Data records:
————————
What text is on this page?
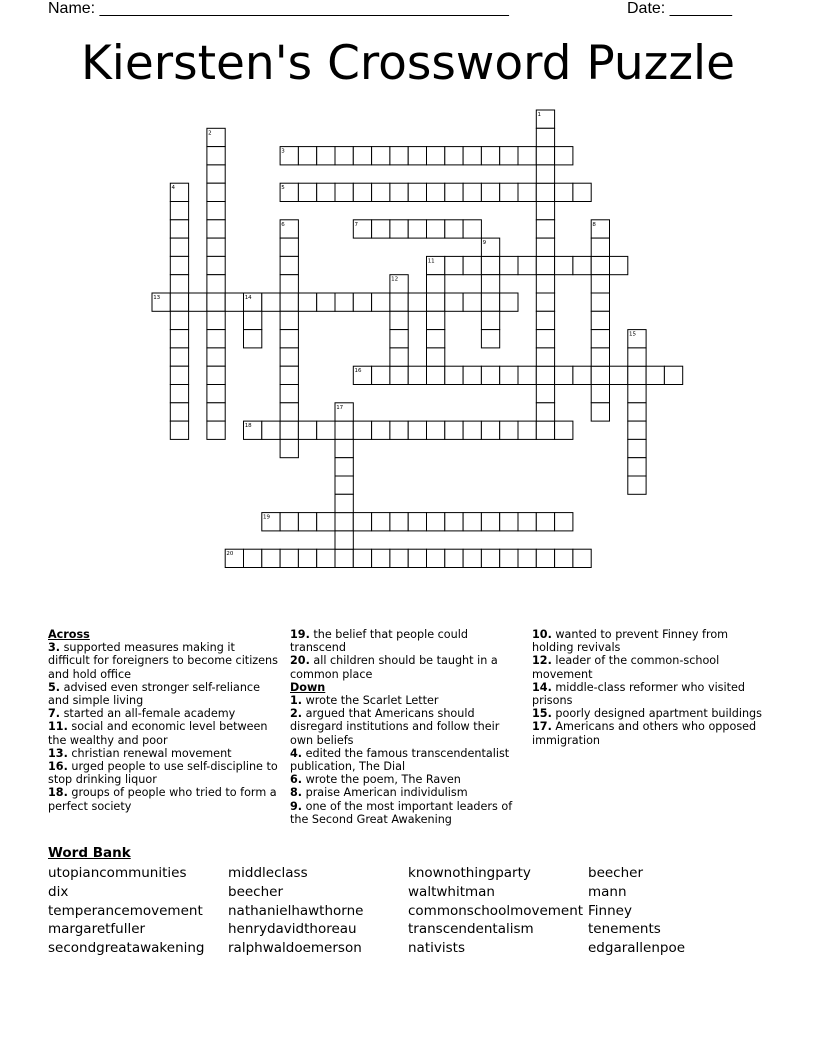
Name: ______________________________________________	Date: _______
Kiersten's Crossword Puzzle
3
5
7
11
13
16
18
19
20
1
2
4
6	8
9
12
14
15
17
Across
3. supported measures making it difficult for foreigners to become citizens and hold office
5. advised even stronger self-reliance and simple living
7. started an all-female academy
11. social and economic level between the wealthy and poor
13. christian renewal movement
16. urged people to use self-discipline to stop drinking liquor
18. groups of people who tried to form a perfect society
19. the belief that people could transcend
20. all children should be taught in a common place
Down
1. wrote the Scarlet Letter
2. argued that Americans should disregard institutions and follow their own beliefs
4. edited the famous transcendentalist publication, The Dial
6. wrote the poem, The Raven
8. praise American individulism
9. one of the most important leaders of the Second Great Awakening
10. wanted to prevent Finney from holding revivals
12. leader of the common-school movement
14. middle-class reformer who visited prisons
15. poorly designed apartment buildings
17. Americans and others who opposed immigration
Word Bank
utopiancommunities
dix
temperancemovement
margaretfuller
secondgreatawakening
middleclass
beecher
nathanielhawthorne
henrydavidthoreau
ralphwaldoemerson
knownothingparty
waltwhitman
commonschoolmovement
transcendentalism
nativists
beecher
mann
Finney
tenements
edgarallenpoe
————————
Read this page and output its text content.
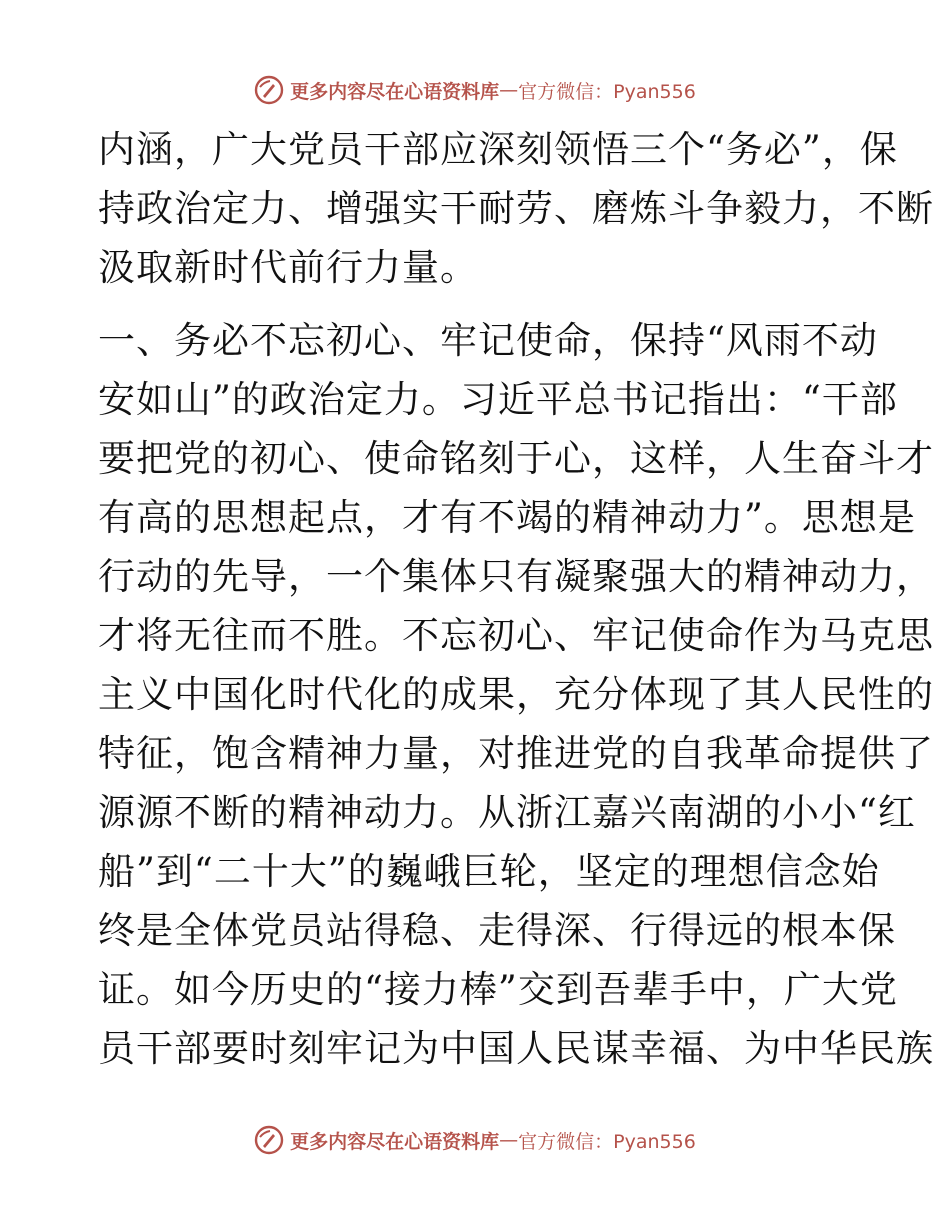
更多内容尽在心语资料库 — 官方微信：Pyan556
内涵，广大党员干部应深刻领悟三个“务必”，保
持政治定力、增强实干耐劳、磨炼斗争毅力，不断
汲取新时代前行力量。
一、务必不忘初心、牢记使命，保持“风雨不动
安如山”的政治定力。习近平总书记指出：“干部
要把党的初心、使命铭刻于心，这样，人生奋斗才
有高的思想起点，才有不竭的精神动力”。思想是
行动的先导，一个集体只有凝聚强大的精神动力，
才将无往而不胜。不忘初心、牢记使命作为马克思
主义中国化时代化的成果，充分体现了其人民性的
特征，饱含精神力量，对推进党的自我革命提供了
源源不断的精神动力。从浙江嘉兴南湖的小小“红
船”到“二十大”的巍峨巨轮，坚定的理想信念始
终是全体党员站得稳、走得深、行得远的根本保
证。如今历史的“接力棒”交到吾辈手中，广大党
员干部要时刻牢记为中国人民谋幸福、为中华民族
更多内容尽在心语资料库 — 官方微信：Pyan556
————————
• [WRITTEN PROBLEM]: Show every line from the entries above in which the word "this" appears.

• [RESPONSE TO THE EXERCISE]:
What text is on this page?
Read this page and output its text content.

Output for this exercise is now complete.